## Required work
Print the listing as it stands, omitting all images.

## Material provided
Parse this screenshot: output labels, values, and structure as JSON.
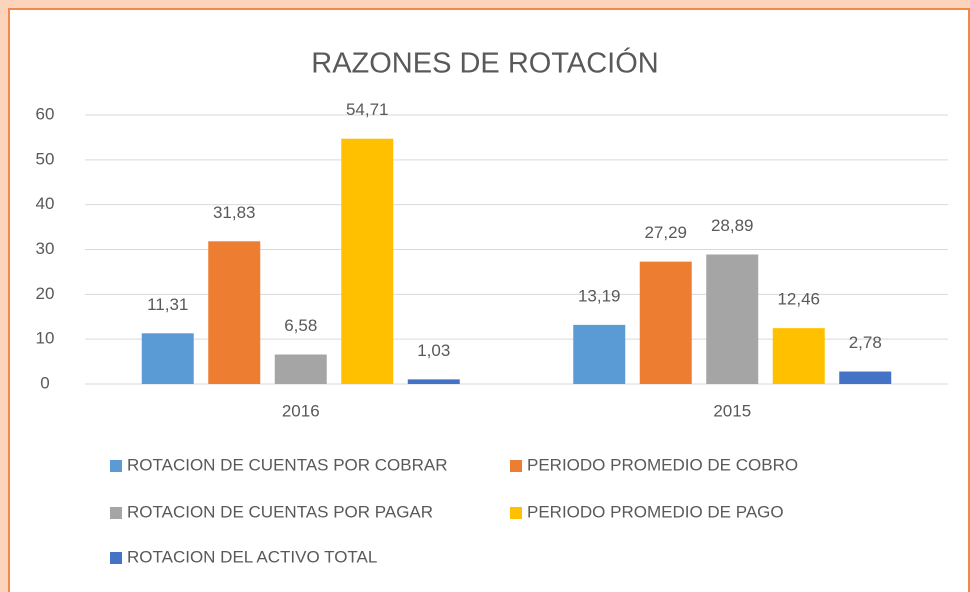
{
  "chart_data": {
    "type": "bar",
    "title": "RAZONES DE ROTACIÓN",
    "categories": [
      "2016",
      "2015"
    ],
    "series": [
      {
        "name": "ROTACION DE CUENTAS POR COBRAR",
        "color": "#5b9bd5",
        "values": [
          11.31,
          13.19
        ],
        "value_labels": [
          "11,31",
          "13,19"
        ]
      },
      {
        "name": "PERIODO PROMEDIO DE COBRO",
        "color": "#ed7d31",
        "values": [
          31.83,
          27.29
        ],
        "value_labels": [
          "31,83",
          "27,29"
        ]
      },
      {
        "name": "ROTACION DE CUENTAS POR PAGAR",
        "color": "#a5a5a5",
        "values": [
          6.58,
          28.89
        ],
        "value_labels": [
          "6,58",
          "28,89"
        ]
      },
      {
        "name": "PERIODO PROMEDIO DE PAGO",
        "color": "#ffc000",
        "values": [
          54.71,
          12.46
        ],
        "value_labels": [
          "54,71",
          "12,46"
        ]
      },
      {
        "name": "ROTACION DEL ACTIVO TOTAL",
        "color": "#4472c4",
        "values": [
          1.03,
          2.78
        ],
        "value_labels": [
          "1,03",
          "2,78"
        ]
      }
    ],
    "ylim": [
      0,
      60
    ],
    "yticks": [
      0,
      10,
      20,
      30,
      40,
      50,
      60
    ],
    "grid": true,
    "legend": "bottom"
  }
}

## Solution for this exercise
Parse this screenshot: output labels, values, and structure as JSON.
{
  "chart_data": {
    "type": "bar",
    "title": "RAZONES DE ROTACIÓN",
    "categories": [
      "2016",
      "2015"
    ],
    "series": [
      {
        "name": "ROTACION DE CUENTAS POR COBRAR",
        "color": "#5b9bd5",
        "values": [
          11.31,
          13.19
        ],
        "value_labels": [
          "11,31",
          "13,19"
        ]
      },
      {
        "name": "PERIODO PROMEDIO DE COBRO",
        "color": "#ed7d31",
        "values": [
          31.83,
          27.29
        ],
        "value_labels": [
          "31,83",
          "27,29"
        ]
      },
      {
        "name": "ROTACION DE CUENTAS POR PAGAR",
        "color": "#a5a5a5",
        "values": [
          6.58,
          28.89
        ],
        "value_labels": [
          "6,58",
          "28,89"
        ]
      },
      {
        "name": "PERIODO PROMEDIO DE PAGO",
        "color": "#ffc000",
        "values": [
          54.71,
          12.46
        ],
        "value_labels": [
          "54,71",
          "12,46"
        ]
      },
      {
        "name": "ROTACION DEL ACTIVO TOTAL",
        "color": "#4472c4",
        "values": [
          1.03,
          2.78
        ],
        "value_labels": [
          "1,03",
          "2,78"
        ]
      }
    ],
    "ylim": [
      0,
      60
    ],
    "yticks": [
      0,
      10,
      20,
      30,
      40,
      50,
      60
    ],
    "grid": true,
    "legend": "bottom"
  }
}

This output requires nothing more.